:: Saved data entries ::
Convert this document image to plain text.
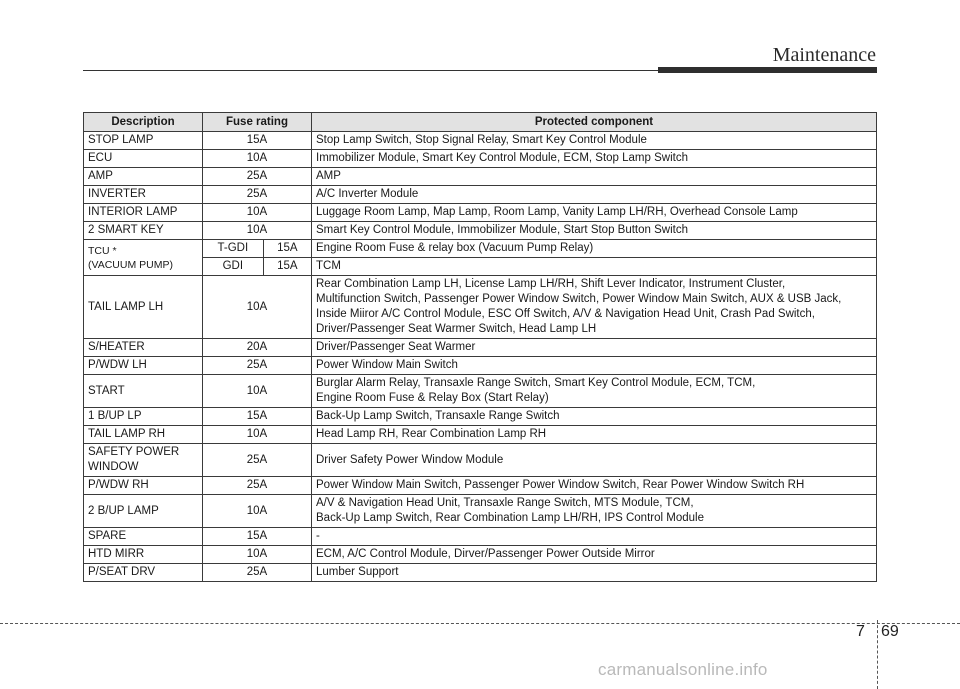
Maintenance
Description	Fuse rating		Protected component
STOP LAMP	15A		Stop Lamp Switch, Stop Signal Relay, Smart Key Control Module
ECU	10A		Immobilizer Module, Smart Key Control Module, ECM, Stop Lamp Switch
AMP	25A		AMP
INVERTER	25A		A/C Inverter Module
INTERIOR LAMP	10A		Luggage Room Lamp, Map Lamp, Room Lamp, Vanity Lamp LH/RH, Overhead Console Lamp
2 SMART KEY	10A		Smart Key Control Module, Immobilizer Module, Start Stop Button Switch

TCU *
(VACUUM PUMP)	T-GDI	15A	Engine Room Fuse & relay box (Vacuum Pump Relay)
	GDI	15A	TCM
TAIL LAMP LH	10A		Rear Combination Lamp LH, License Lamp LH/RH, Shift Lever Indicator, Instrument Cluster,
Multifunction Switch, Passenger Power Window Switch, Power Window Main Switch, AUX & USB Jack,
Inside Miiror A/C Control Module, ESC Off Switch, A/V & Navigation Head Unit, Crash Pad Switch,
Driver/Passenger Seat Warmer Switch, Head Lamp LH

S/HEATER	20A		Driver/Passenger Seat Warmer
P/WDW LH	25A		Power Window Main Switch
START	10A		Burglar Alarm Relay, Transaxle Range Switch, Smart Key Control Module, ECM, TCM,
Engine Room Fuse & Relay Box (Start Relay)

1 B/UP LP	15A		Back-Up Lamp Switch, Transaxle Range Switch
TAIL LAMP RH	10A		Head Lamp RH, Rear Combination Lamp RH

SAFETY POWER
WINDOW	25A		Driver Safety Power Window Module
P/WDW RH	25A		Power Window Main Switch, Passenger Power Window Switch, Rear Power Window Switch RH
2 B/UP LAMP	10A		A/V & Navigation Head Unit, Transaxle Range Switch, MTS Module, TCM,
Back-Up Lamp Switch, Rear Combination Lamp LH/RH, IPS Control Module

SPARE	15A		-
HTD MIRR	10A		ECM, A/C Control Module, Dirver/Passenger Power Outside Mirror
P/SEAT DRV	25A		Lumber Support
7 69
carmanualsonline.info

:: What to work on ::
Pictures are excluded; copy every other part of the records exactly.

:: Written answer ::
Convert this document image to plain text.
Maintenance
Description	Fuse rating		Protected component
STOP LAMP	15A		Stop Lamp Switch, Stop Signal Relay, Smart Key Control Module
ECU	10A		Immobilizer Module, Smart Key Control Module, ECM, Stop Lamp Switch
AMP	25A		AMP
INVERTER	25A		A/C Inverter Module
INTERIOR LAMP	10A		Luggage Room Lamp, Map Lamp, Room Lamp, Vanity Lamp LH/RH, Overhead Console Lamp
2 SMART KEY	10A		Smart Key Control Module, Immobilizer Module, Start Stop Button Switch

TCU *
(VACUUM PUMP)	T-GDI	15A	Engine Room Fuse & relay box (Vacuum Pump Relay)
	GDI	15A	TCM
TAIL LAMP LH	10A		Rear Combination Lamp LH, License Lamp LH/RH, Shift Lever Indicator, Instrument Cluster,
Multifunction Switch, Passenger Power Window Switch, Power Window Main Switch, AUX & USB Jack,
Inside Miiror A/C Control Module, ESC Off Switch, A/V & Navigation Head Unit, Crash Pad Switch,
Driver/Passenger Seat Warmer Switch, Head Lamp LH

S/HEATER	20A		Driver/Passenger Seat Warmer
P/WDW LH	25A		Power Window Main Switch
START	10A		Burglar Alarm Relay, Transaxle Range Switch, Smart Key Control Module, ECM, TCM,
Engine Room Fuse & Relay Box (Start Relay)

1 B/UP LP	15A		Back-Up Lamp Switch, Transaxle Range Switch
TAIL LAMP RH	10A		Head Lamp RH, Rear Combination Lamp RH

SAFETY POWER
WINDOW	25A		Driver Safety Power Window Module
P/WDW RH	25A		Power Window Main Switch, Passenger Power Window Switch, Rear Power Window Switch RH
2 B/UP LAMP	10A		A/V & Navigation Head Unit, Transaxle Range Switch, MTS Module, TCM,
Back-Up Lamp Switch, Rear Combination Lamp LH/RH, IPS Control Module

SPARE	15A		-
HTD MIRR	10A		ECM, A/C Control Module, Dirver/Passenger Power Outside Mirror
P/SEAT DRV	25A		Lumber Support
7 69
carmanualsonline.info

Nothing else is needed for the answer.